[Exercise data start]

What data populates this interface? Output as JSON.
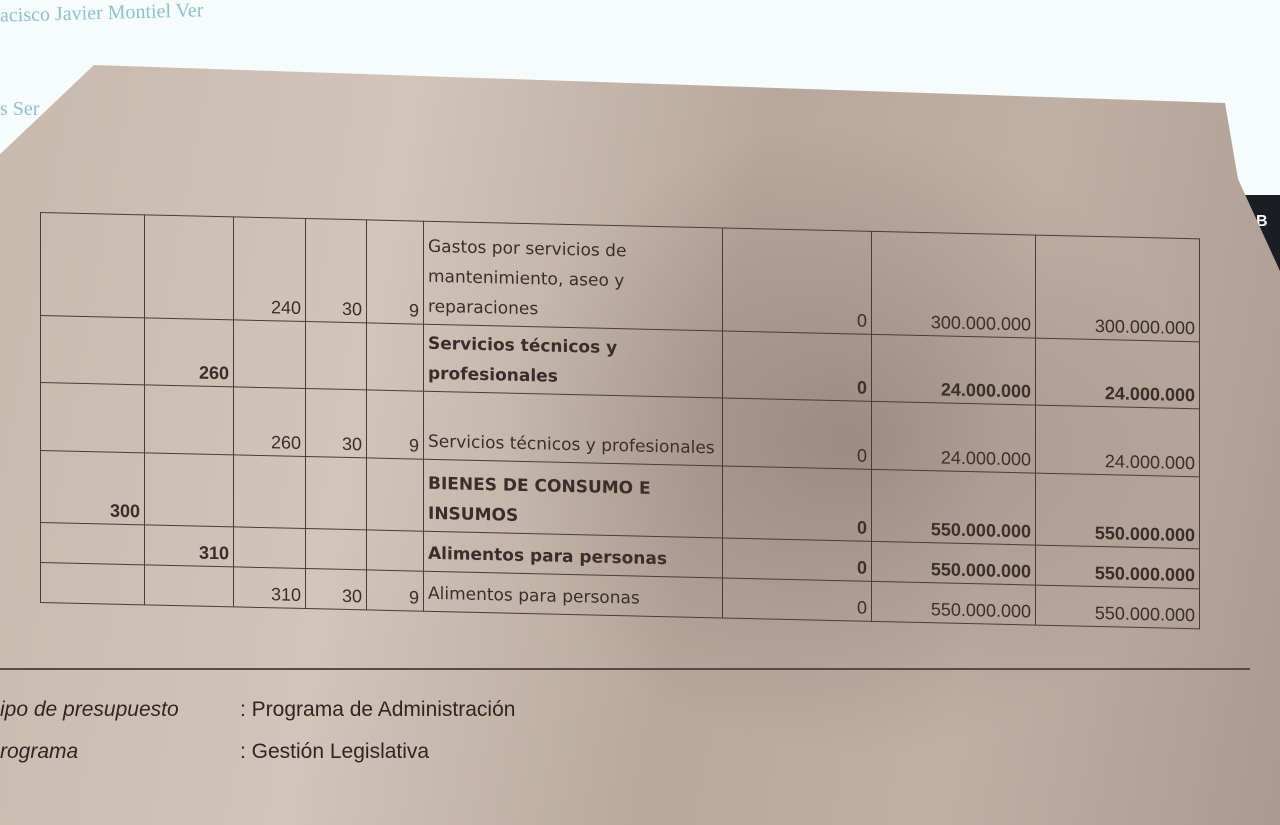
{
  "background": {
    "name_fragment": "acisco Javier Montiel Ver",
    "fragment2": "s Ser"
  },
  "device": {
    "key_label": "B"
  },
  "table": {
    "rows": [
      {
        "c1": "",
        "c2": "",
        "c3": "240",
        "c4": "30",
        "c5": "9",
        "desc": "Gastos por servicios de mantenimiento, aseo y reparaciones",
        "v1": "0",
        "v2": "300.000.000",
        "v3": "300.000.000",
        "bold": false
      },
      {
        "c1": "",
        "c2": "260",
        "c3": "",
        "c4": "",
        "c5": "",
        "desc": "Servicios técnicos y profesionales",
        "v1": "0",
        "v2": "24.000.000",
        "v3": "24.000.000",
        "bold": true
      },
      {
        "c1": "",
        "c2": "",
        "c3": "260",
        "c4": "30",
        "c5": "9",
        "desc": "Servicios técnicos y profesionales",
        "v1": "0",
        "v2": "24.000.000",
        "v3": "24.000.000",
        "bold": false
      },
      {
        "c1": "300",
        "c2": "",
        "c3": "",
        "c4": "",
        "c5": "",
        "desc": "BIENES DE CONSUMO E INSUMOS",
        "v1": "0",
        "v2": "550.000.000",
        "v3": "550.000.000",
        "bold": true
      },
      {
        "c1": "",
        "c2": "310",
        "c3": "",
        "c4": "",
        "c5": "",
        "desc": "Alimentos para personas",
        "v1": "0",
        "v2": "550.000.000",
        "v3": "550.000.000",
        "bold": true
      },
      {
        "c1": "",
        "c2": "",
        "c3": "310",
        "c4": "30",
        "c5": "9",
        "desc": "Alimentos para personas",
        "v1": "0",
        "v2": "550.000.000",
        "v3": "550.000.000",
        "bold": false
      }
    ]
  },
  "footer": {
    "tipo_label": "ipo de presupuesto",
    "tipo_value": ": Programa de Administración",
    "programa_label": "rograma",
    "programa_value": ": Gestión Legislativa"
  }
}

[Exercise data end]

• Aim: Give every line back word for word and leave the pictures out.

• Task response:
What data populates this interface? Output as JSON.
{
  "background": {
    "name_fragment": "acisco Javier Montiel Ver",
    "fragment2": "s Ser"
  },
  "device": {
    "key_label": "B"
  },
  "table": {
    "rows": [
      {
        "c1": "",
        "c2": "",
        "c3": "240",
        "c4": "30",
        "c5": "9",
        "desc": "Gastos por servicios de mantenimiento, aseo y reparaciones",
        "v1": "0",
        "v2": "300.000.000",
        "v3": "300.000.000",
        "bold": false
      },
      {
        "c1": "",
        "c2": "260",
        "c3": "",
        "c4": "",
        "c5": "",
        "desc": "Servicios técnicos y profesionales",
        "v1": "0",
        "v2": "24.000.000",
        "v3": "24.000.000",
        "bold": true
      },
      {
        "c1": "",
        "c2": "",
        "c3": "260",
        "c4": "30",
        "c5": "9",
        "desc": "Servicios técnicos y profesionales",
        "v1": "0",
        "v2": "24.000.000",
        "v3": "24.000.000",
        "bold": false
      },
      {
        "c1": "300",
        "c2": "",
        "c3": "",
        "c4": "",
        "c5": "",
        "desc": "BIENES DE CONSUMO E INSUMOS",
        "v1": "0",
        "v2": "550.000.000",
        "v3": "550.000.000",
        "bold": true
      },
      {
        "c1": "",
        "c2": "310",
        "c3": "",
        "c4": "",
        "c5": "",
        "desc": "Alimentos para personas",
        "v1": "0",
        "v2": "550.000.000",
        "v3": "550.000.000",
        "bold": true
      },
      {
        "c1": "",
        "c2": "",
        "c3": "310",
        "c4": "30",
        "c5": "9",
        "desc": "Alimentos para personas",
        "v1": "0",
        "v2": "550.000.000",
        "v3": "550.000.000",
        "bold": false
      }
    ]
  },
  "footer": {
    "tipo_label": "ipo de presupuesto",
    "tipo_value": ": Programa de Administración",
    "programa_label": "rograma",
    "programa_value": ": Gestión Legislativa"
  }
}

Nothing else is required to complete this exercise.